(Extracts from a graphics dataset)
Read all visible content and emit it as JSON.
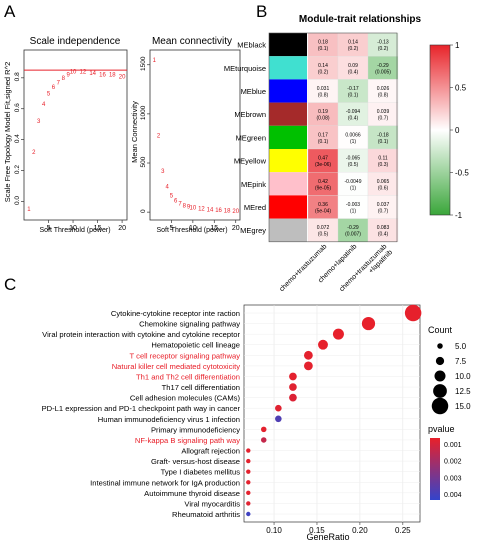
{
  "panels": {
    "a": "A",
    "b": "B",
    "c": "C"
  },
  "chart_data": [
    {
      "id": "scale-independence",
      "type": "scatter",
      "title": "Scale independence",
      "xlabel": "Soft Threshold (power)",
      "ylabel": "Scale Free Topology Model Fit,signed R^2",
      "xlim": [
        0,
        21
      ],
      "ylim": [
        -0.12,
        0.98
      ],
      "xticks": [
        5,
        10,
        15,
        20
      ],
      "yticks": [
        0.0,
        0.2,
        0.4,
        0.6,
        0.8
      ],
      "reference_line": 0.85,
      "point_labels": [
        "1",
        "2",
        "3",
        "4",
        "5",
        "6",
        "7",
        "8",
        "9",
        "10",
        "12",
        "14",
        "16",
        "18",
        "20"
      ],
      "x": [
        1,
        2,
        3,
        4,
        5,
        6,
        7,
        8,
        9,
        10,
        12,
        14,
        16,
        18,
        20
      ],
      "y": [
        -0.05,
        0.32,
        0.52,
        0.63,
        0.7,
        0.74,
        0.77,
        0.8,
        0.82,
        0.84,
        0.84,
        0.83,
        0.82,
        0.82,
        0.81
      ]
    },
    {
      "id": "mean-connectivity",
      "type": "scatter",
      "title": "Mean connectivity",
      "xlabel": "Soft Threshold (power)",
      "ylabel": "Mean Connectivity",
      "xlim": [
        0,
        21
      ],
      "ylim": [
        -80,
        1650
      ],
      "xticks": [
        5,
        10,
        15,
        20
      ],
      "yticks": [
        0,
        500,
        1000,
        1500
      ],
      "point_labels": [
        "1",
        "2",
        "3",
        "4",
        "5",
        "6",
        "7",
        "8",
        "9",
        "10",
        "12",
        "14",
        "16",
        "18",
        "20"
      ],
      "x": [
        1,
        2,
        3,
        4,
        5,
        6,
        7,
        8,
        9,
        10,
        12,
        14,
        16,
        18,
        20
      ],
      "y": [
        1550,
        780,
        420,
        260,
        170,
        120,
        90,
        70,
        55,
        45,
        35,
        25,
        20,
        15,
        12
      ]
    },
    {
      "id": "module-trait",
      "type": "heatmap",
      "title": "Module-trait relationships",
      "rows": [
        "MEblack",
        "MEturquoise",
        "MEblue",
        "MEbrown",
        "MEgreen",
        "MEyellow",
        "MEpink",
        "MEred",
        "MEgrey"
      ],
      "row_colors": [
        "#000000",
        "#40e0d0",
        "#0000ff",
        "#a52a2a",
        "#00c000",
        "#ffff00",
        "#ffc0cb",
        "#ff0000",
        "#bebebe"
      ],
      "columns": [
        "chemo+trastuzumab",
        "chemo+lapatinib",
        "chemo+trastuzumab\n+lapatinib"
      ],
      "values": [
        [
          0.18,
          0.14,
          -0.13
        ],
        [
          0.14,
          0.09,
          -0.29
        ],
        [
          0.031,
          -0.17,
          0.026
        ],
        [
          0.19,
          -0.094,
          0.039
        ],
        [
          0.17,
          0.0066,
          -0.18
        ],
        [
          0.47,
          -0.065,
          0.11
        ],
        [
          0.42,
          -0.0049,
          0.065
        ],
        [
          0.36,
          -0.003,
          0.037
        ],
        [
          0.072,
          -0.29,
          0.083
        ]
      ],
      "pvalues": [
        [
          "(0.1)",
          "(0.2)",
          "(0.2)"
        ],
        [
          "(0.2)",
          "(0.4)",
          "(0.005)"
        ],
        [
          "(0.8)",
          "(0.1)",
          "(0.8)"
        ],
        [
          "(0.08)",
          "(0.4)",
          "(0.7)"
        ],
        [
          "(0.1)",
          "(1)",
          "(0.1)"
        ],
        [
          "(3e-06)",
          "(0.5)",
          "(0.3)"
        ],
        [
          "(9e-05)",
          "(1)",
          "(0.6)"
        ],
        [
          "(5e-04)",
          "(1)",
          "(0.7)"
        ],
        [
          "(0.5)",
          "(0.007)",
          "(0.4)"
        ]
      ],
      "labels": [
        [
          "0.18",
          "0.14",
          "-0.13"
        ],
        [
          "0.14",
          "0.09",
          "-0.29"
        ],
        [
          "0.031",
          "-0.17",
          "0.026"
        ],
        [
          "0.19",
          "-0.094",
          "0.039"
        ],
        [
          "0.17",
          "0.0066",
          "-0.18"
        ],
        [
          "0.47",
          "-0.065",
          "0.11"
        ],
        [
          "0.42",
          "-0.0049",
          "0.065"
        ],
        [
          "0.36",
          "-0.003",
          "0.037"
        ],
        [
          "0.072",
          "-0.29",
          "0.083"
        ]
      ],
      "colorbar": {
        "ticks": [
          "1",
          "0.5",
          "0",
          "-0.5",
          "-1"
        ],
        "high": "#e8242a",
        "mid": "#ffffff",
        "low": "#3aa63a"
      }
    },
    {
      "id": "kegg-dotplot",
      "type": "scatter",
      "xlabel": "GeneRatio",
      "xlim": [
        0.065,
        0.27
      ],
      "xticks": [
        0.1,
        0.15,
        0.2,
        0.25
      ],
      "xtick_labels": [
        "0.10",
        "0.15",
        "0.20",
        "0.25"
      ],
      "highlight_color": "#e8202a",
      "terms": [
        {
          "label": "Cytokine-cytokine receptor inte raction",
          "gene_ratio": 0.262,
          "count": 15,
          "pvalue": 5e-05,
          "highlight": false
        },
        {
          "label": "Chemokine signaling pathway",
          "gene_ratio": 0.21,
          "count": 12,
          "pvalue": 2e-05,
          "highlight": false
        },
        {
          "label": "Viral protein interaction with cytokine and cytokine receptor",
          "gene_ratio": 0.175,
          "count": 10,
          "pvalue": 3e-05,
          "highlight": false
        },
        {
          "label": "Hematopoietic cell lineage",
          "gene_ratio": 0.157,
          "count": 9,
          "pvalue": 4e-05,
          "highlight": false
        },
        {
          "label": "T cell receptor signaling pathway",
          "gene_ratio": 0.14,
          "count": 8,
          "pvalue": 0.0001,
          "highlight": true
        },
        {
          "label": "Natural killer cell mediated cytotoxicity",
          "gene_ratio": 0.14,
          "count": 8,
          "pvalue": 0.0001,
          "highlight": true
        },
        {
          "label": "Th1 and Th2 cell differentiation",
          "gene_ratio": 0.122,
          "count": 7,
          "pvalue": 0.0001,
          "highlight": true
        },
        {
          "label": "Th17 cell differentiation",
          "gene_ratio": 0.122,
          "count": 7,
          "pvalue": 0.0002,
          "highlight": false
        },
        {
          "label": "Cell adhesion molecules (CAMs)",
          "gene_ratio": 0.122,
          "count": 7,
          "pvalue": 0.0003,
          "highlight": false
        },
        {
          "label": "PD-L1  expression and PD-1 checkpoint path way in cancer",
          "gene_ratio": 0.105,
          "count": 6,
          "pvalue": 0.0002,
          "highlight": false
        },
        {
          "label": "Human immunodeficiency virus 1 infection",
          "gene_ratio": 0.105,
          "count": 6,
          "pvalue": 0.0038,
          "highlight": false
        },
        {
          "label": "Primary immunodeficiency",
          "gene_ratio": 0.088,
          "count": 5,
          "pvalue": 0.0001,
          "highlight": false
        },
        {
          "label": "NF-kappa B signaling path way",
          "gene_ratio": 0.088,
          "count": 5,
          "pvalue": 0.0009,
          "highlight": true
        },
        {
          "label": "Allograft rejection",
          "gene_ratio": 0.07,
          "count": 4,
          "pvalue": 0.0001,
          "highlight": false
        },
        {
          "label": "Graft- versus-host disease",
          "gene_ratio": 0.07,
          "count": 4,
          "pvalue": 0.0001,
          "highlight": false
        },
        {
          "label": "Type I diabetes mellitus",
          "gene_ratio": 0.07,
          "count": 4,
          "pvalue": 0.0001,
          "highlight": false
        },
        {
          "label": "Intestinal immune network for IgA production",
          "gene_ratio": 0.07,
          "count": 4,
          "pvalue": 0.0001,
          "highlight": false
        },
        {
          "label": "Autoimmune thyroid disease",
          "gene_ratio": 0.07,
          "count": 4,
          "pvalue": 0.0001,
          "highlight": false
        },
        {
          "label": "Viral myocarditis",
          "gene_ratio": 0.07,
          "count": 4,
          "pvalue": 0.0002,
          "highlight": false
        },
        {
          "label": "Rheumatoid arthritis",
          "gene_ratio": 0.07,
          "count": 4,
          "pvalue": 0.0042,
          "highlight": false
        }
      ],
      "count_legend": {
        "title": "Count",
        "values": [
          5,
          7.5,
          10,
          12.5,
          15
        ],
        "labels": [
          "5.0",
          "7.5",
          "10.0",
          "12.5",
          "15.0"
        ]
      },
      "pvalue_legend": {
        "title": "pvalue",
        "ticks": [
          0.001,
          0.002,
          0.003,
          0.004
        ],
        "labels": [
          "0.001",
          "0.002",
          "0.003",
          "0.004"
        ],
        "high": "#e8202a",
        "low": "#3344cc"
      }
    }
  ]
}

How to complete this task: Find each line above that contains "disease", and copy those lines.

Expected answer:
          "label": "Graft- versus-host disease",
          "label": "Autoimmune thyroid disease",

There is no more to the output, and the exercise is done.